§ **JOB**: Lines holding the string "heading" are the ones to copy from this listing.

§ **PROVIDED RECORDS**:

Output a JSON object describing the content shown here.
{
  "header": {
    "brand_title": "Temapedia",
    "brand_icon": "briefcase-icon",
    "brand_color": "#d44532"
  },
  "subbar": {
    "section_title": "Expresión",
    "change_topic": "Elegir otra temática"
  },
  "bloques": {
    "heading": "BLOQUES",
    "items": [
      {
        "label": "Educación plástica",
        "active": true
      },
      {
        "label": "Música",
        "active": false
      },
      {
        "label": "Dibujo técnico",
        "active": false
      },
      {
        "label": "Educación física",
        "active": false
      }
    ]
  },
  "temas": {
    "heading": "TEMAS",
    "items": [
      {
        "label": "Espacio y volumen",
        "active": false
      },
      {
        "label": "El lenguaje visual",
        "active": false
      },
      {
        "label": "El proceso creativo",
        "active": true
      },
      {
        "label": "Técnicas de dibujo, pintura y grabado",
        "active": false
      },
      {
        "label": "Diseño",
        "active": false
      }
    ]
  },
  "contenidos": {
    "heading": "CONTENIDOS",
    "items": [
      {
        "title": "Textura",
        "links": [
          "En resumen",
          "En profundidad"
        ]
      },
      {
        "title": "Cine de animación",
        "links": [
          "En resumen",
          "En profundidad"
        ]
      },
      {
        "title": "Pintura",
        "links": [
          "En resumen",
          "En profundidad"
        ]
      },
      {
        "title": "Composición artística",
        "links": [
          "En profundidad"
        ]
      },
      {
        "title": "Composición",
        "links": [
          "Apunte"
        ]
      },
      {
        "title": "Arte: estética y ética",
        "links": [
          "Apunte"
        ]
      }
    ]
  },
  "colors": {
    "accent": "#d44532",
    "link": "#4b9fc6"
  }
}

§ **FINAL ANSWER**:
    "heading": "BLOQUES",
    "heading": "TEMAS",
    "heading": "CONTENIDOS",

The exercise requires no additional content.